Stored records:
_____
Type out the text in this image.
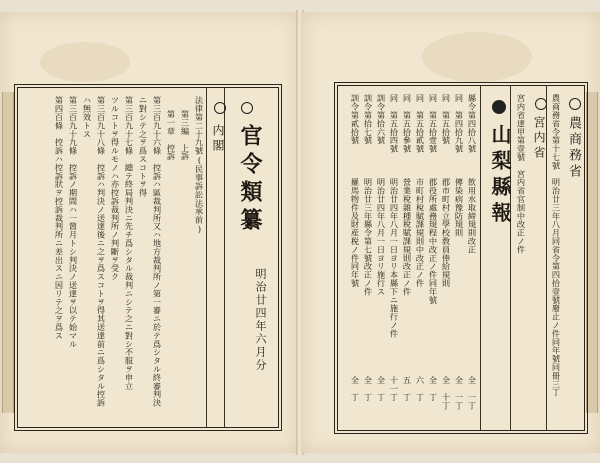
官令類纂
明治廿四年六月分
内閣
法律第二十九號(民事訴訟法承前)
第三編　上訴
第一章　控訴
第三百九十六條　控訴ハ區裁判所又ハ地方裁判所ノ第一審ニ於テ爲シタル終審判決
ニ對シテ之ヲ爲スコトヲ得
第三百九十七條　總テ終局判決ニ先チ爲シタル裁判ニシテ之ニ對シ不服ヲ申立
ツルコトヲ得ルモノハ亦控訴裁判所ノ判斷ヲ受ク
第三百九十八條　控訴ハ判決ノ送達後ニ之ヲ爲スコトヲ得其送達前ニ爲シタル控訴
ハ無效トス
第三百九十九條　控訴ノ期間ハ一箇月トシ判決ノ送達ヲ以テ始マル
第四百條　控訴ハ控訴狀ヲ控訴裁判所ニ差出スニ因リテ之ヲ爲ス	農商務省
農商務省令第十七號　明治廿三年八月同省令第四拾壹號廢止ノ件同年號同冊三丁
宮内省
宮内省達甲第壹號　宮内省官制中改正ノ件
山梨縣報
縣令第四拾八號
飲用水取締規則改正
全　一丁
同　第四拾九號
傳染病豫防規則
全　一丁
同　第五拾號
郡市町村立學校敎員俸給規則
全　十丁
同　第五拾壹號
郡役所處務規程中改正ノ件同年號
全　丁
同　第五拾貳號
市町村稅賦課規則中改正ノ件
六　丁
同　第五拾參號
營業稅雜種稅賦課規則改正ノ件
五　丁
同　第五拾四號
明治廿四年八月一日ヨリ本縣下ニ施行ノ件
十一丁
訓令第拾六號
明治廿四年八月一日ヨリ施行ス
全　丁
訓令第拾七號
明治廿三年縣令第七號改正ノ件
全　丁
訓令第貳拾號
羅馬物件及財産税ノ件同年號
全　丁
_____
Task directions: Copy the whole of the material above exactly, but not its images.

Answer in full:
Type out the text in this image.
官令類纂
明治廿四年六月分
内閣
法律第二十九號(民事訴訟法承前)
第三編　上訴
第一章　控訴
第三百九十六條　控訴ハ區裁判所又ハ地方裁判所ノ第一審ニ於テ爲シタル終審判決
ニ對シテ之ヲ爲スコトヲ得
第三百九十七條　總テ終局判決ニ先チ爲シタル裁判ニシテ之ニ對シ不服ヲ申立
ツルコトヲ得ルモノハ亦控訴裁判所ノ判斷ヲ受ク
第三百九十八條　控訴ハ判決ノ送達後ニ之ヲ爲スコトヲ得其送達前ニ爲シタル控訴
ハ無效トス
第三百九十九條　控訴ノ期間ハ一箇月トシ判決ノ送達ヲ以テ始マル
第四百條　控訴ハ控訴狀ヲ控訴裁判所ニ差出スニ因リテ之ヲ爲ス	農商務省
農商務省令第十七號　明治廿三年八月同省令第四拾壹號廢止ノ件同年號同冊三丁
宮内省
宮内省達甲第壹號　宮内省官制中改正ノ件
山梨縣報
縣令第四拾八號
飲用水取締規則改正
全　一丁
同　第四拾九號
傳染病豫防規則
全　一丁
同　第五拾號
郡市町村立學校敎員俸給規則
全　十丁
同　第五拾壹號
郡役所處務規程中改正ノ件同年號
全　丁
同　第五拾貳號
市町村稅賦課規則中改正ノ件
六　丁
同　第五拾參號
營業稅雜種稅賦課規則改正ノ件
五　丁
同　第五拾四號
明治廿四年八月一日ヨリ本縣下ニ施行ノ件
十一丁
訓令第拾六號
明治廿四年八月一日ヨリ施行ス
全　丁
訓令第拾七號
明治廿三年縣令第七號改正ノ件
全　丁
訓令第貳拾號
羅馬物件及財産税ノ件同年號
全　丁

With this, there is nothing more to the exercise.